RECORDS SUPPLIED:
* * *
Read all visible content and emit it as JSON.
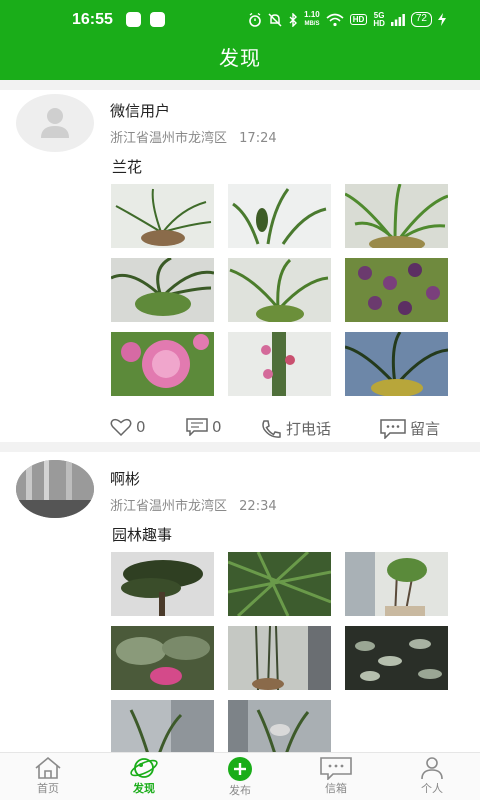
{
  "status_bar": {
    "time": "16:55",
    "net_speed_top": "1.10",
    "net_speed_bottom": "MB/S",
    "hd": "HD",
    "signal_label_top": "5G",
    "signal_label_bottom": "HD",
    "battery": "72"
  },
  "header": {
    "title": "发现"
  },
  "posts": [
    {
      "username": "微信用户",
      "location": "浙江省温州市龙湾区",
      "time": "17:24",
      "text": "兰花",
      "likes": "0",
      "comments": "0",
      "call_label": "打电话",
      "message_label": "留言"
    },
    {
      "username": "啊彬",
      "location": "浙江省温州市龙湾区",
      "time": "22:34",
      "text": "园林趣事"
    }
  ],
  "tabbar": {
    "items": [
      {
        "label": "首页",
        "icon": "home-icon"
      },
      {
        "label": "发现",
        "icon": "planet-icon"
      },
      {
        "label": "发布",
        "icon": "plus-circle-icon"
      },
      {
        "label": "信箱",
        "icon": "message-icon"
      },
      {
        "label": "个人",
        "icon": "person-icon"
      }
    ],
    "active": "发现"
  },
  "colors": {
    "brand_green": "#1aad19",
    "divider": "#f2f2f2"
  }
}
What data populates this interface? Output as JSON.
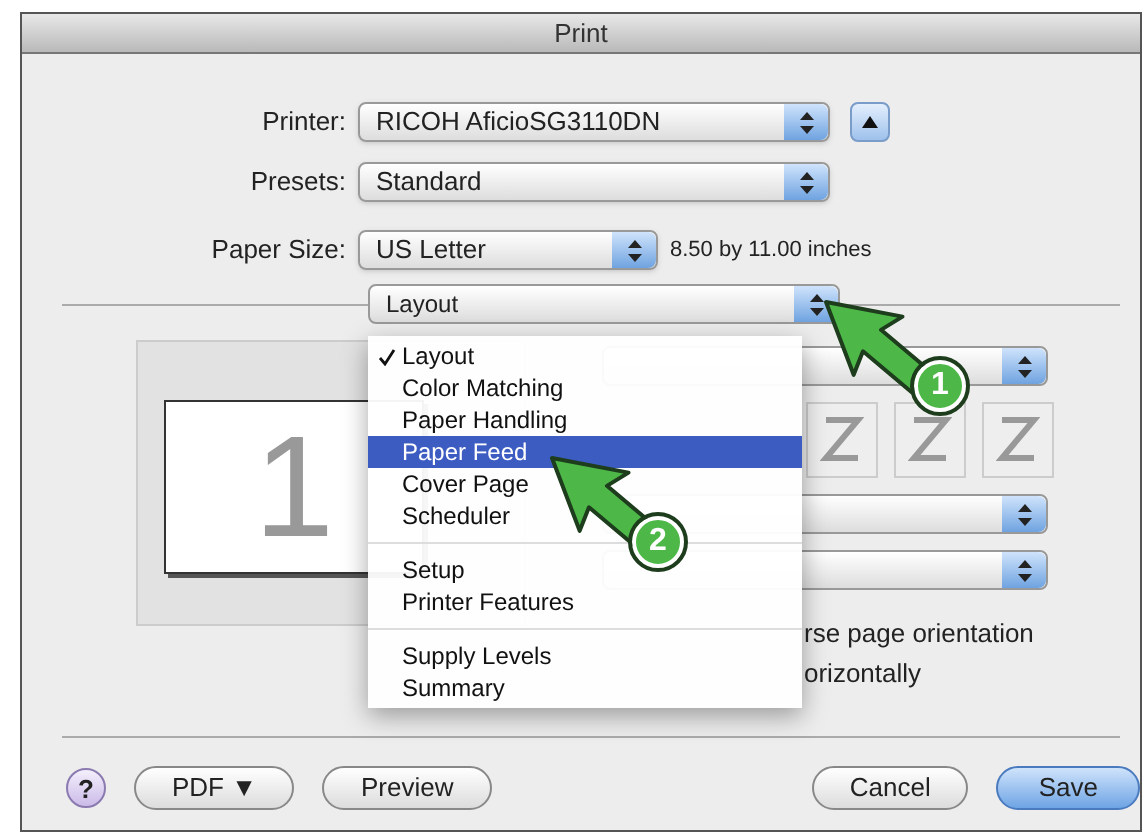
{
  "window": {
    "title": "Print"
  },
  "printer": {
    "label": "Printer:",
    "value": "RICOH AficioSG3110DN"
  },
  "presets": {
    "label": "Presets:",
    "value": "Standard"
  },
  "paper_size": {
    "label": "Paper Size:",
    "value": "US Letter",
    "note": "8.50 by 11.00 inches"
  },
  "panel_popup": {
    "value": "Layout"
  },
  "preview": {
    "page_number": "1"
  },
  "menu": {
    "items": [
      {
        "kind": "item",
        "label": "Layout",
        "checked": true,
        "selected": false
      },
      {
        "kind": "item",
        "label": "Color Matching",
        "checked": false,
        "selected": false
      },
      {
        "kind": "item",
        "label": "Paper Handling",
        "checked": false,
        "selected": false
      },
      {
        "kind": "item",
        "label": "Paper Feed",
        "checked": false,
        "selected": true
      },
      {
        "kind": "item",
        "label": "Cover Page",
        "checked": false,
        "selected": false
      },
      {
        "kind": "item",
        "label": "Scheduler",
        "checked": false,
        "selected": false
      },
      {
        "kind": "separator"
      },
      {
        "kind": "item",
        "label": "Setup",
        "checked": false,
        "selected": false
      },
      {
        "kind": "item",
        "label": "Printer Features",
        "checked": false,
        "selected": false
      },
      {
        "kind": "separator"
      },
      {
        "kind": "item",
        "label": "Supply Levels",
        "checked": false,
        "selected": false
      },
      {
        "kind": "item",
        "label": "Summary",
        "checked": false,
        "selected": false
      }
    ]
  },
  "options": [
    "rse page orientation",
    "orizontally"
  ],
  "callouts": [
    {
      "number": "1"
    },
    {
      "number": "2"
    }
  ],
  "buttons": [
    {
      "kind": "help",
      "label": "?"
    },
    {
      "kind": "plain",
      "label": "PDF ▼"
    },
    {
      "kind": "plain",
      "label": "Preview"
    },
    {
      "kind": "spacer"
    },
    {
      "kind": "plain",
      "label": "Cancel"
    },
    {
      "kind": "default",
      "label": "Save"
    }
  ]
}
* * *
EXERCISE REQUIREMENTS:
Exactly reproduce each record, leaving out any pictures.

RESULT FOR THIS TASK:
Read all visible content and emit it as JSON.
{
  "status_bar": {
    "time": "16:55",
    "net_speed_top": "1.10",
    "net_speed_bottom": "MB/S",
    "hd": "HD",
    "signal_label_top": "5G",
    "signal_label_bottom": "HD",
    "battery": "72"
  },
  "header": {
    "title": "发现"
  },
  "posts": [
    {
      "username": "微信用户",
      "location": "浙江省温州市龙湾区",
      "time": "17:24",
      "text": "兰花",
      "likes": "0",
      "comments": "0",
      "call_label": "打电话",
      "message_label": "留言"
    },
    {
      "username": "啊彬",
      "location": "浙江省温州市龙湾区",
      "time": "22:34",
      "text": "园林趣事"
    }
  ],
  "tabbar": {
    "items": [
      {
        "label": "首页",
        "icon": "home-icon"
      },
      {
        "label": "发现",
        "icon": "planet-icon"
      },
      {
        "label": "发布",
        "icon": "plus-circle-icon"
      },
      {
        "label": "信箱",
        "icon": "message-icon"
      },
      {
        "label": "个人",
        "icon": "person-icon"
      }
    ],
    "active": "发现"
  },
  "colors": {
    "brand_green": "#1aad19",
    "divider": "#f2f2f2"
  }
}
What data populates this interface? Output as JSON.
{
  "window": {
    "title": "Print"
  },
  "printer": {
    "label": "Printer:",
    "value": "RICOH AficioSG3110DN"
  },
  "presets": {
    "label": "Presets:",
    "value": "Standard"
  },
  "paper_size": {
    "label": "Paper Size:",
    "value": "US Letter",
    "note": "8.50 by 11.00 inches"
  },
  "panel_popup": {
    "value": "Layout"
  },
  "preview": {
    "page_number": "1"
  },
  "menu": {
    "items": [
      {
        "kind": "item",
        "label": "Layout",
        "checked": true,
        "selected": false
      },
      {
        "kind": "item",
        "label": "Color Matching",
        "checked": false,
        "selected": false
      },
      {
        "kind": "item",
        "label": "Paper Handling",
        "checked": false,
        "selected": false
      },
      {
        "kind": "item",
        "label": "Paper Feed",
        "checked": false,
        "selected": true
      },
      {
        "kind": "item",
        "label": "Cover Page",
        "checked": false,
        "selected": false
      },
      {
        "kind": "item",
        "label": "Scheduler",
        "checked": false,
        "selected": false
      },
      {
        "kind": "separator"
      },
      {
        "kind": "item",
        "label": "Setup",
        "checked": false,
        "selected": false
      },
      {
        "kind": "item",
        "label": "Printer Features",
        "checked": false,
        "selected": false
      },
      {
        "kind": "separator"
      },
      {
        "kind": "item",
        "label": "Supply Levels",
        "checked": false,
        "selected": false
      },
      {
        "kind": "item",
        "label": "Summary",
        "checked": false,
        "selected": false
      }
    ]
  },
  "options": [
    "rse page orientation",
    "orizontally"
  ],
  "callouts": [
    {
      "number": "1"
    },
    {
      "number": "2"
    }
  ],
  "buttons": [
    {
      "kind": "help",
      "label": "?"
    },
    {
      "kind": "plain",
      "label": "PDF ▼"
    },
    {
      "kind": "plain",
      "label": "Preview"
    },
    {
      "kind": "spacer"
    },
    {
      "kind": "plain",
      "label": "Cancel"
    },
    {
      "kind": "default",
      "label": "Save"
    }
  ]
}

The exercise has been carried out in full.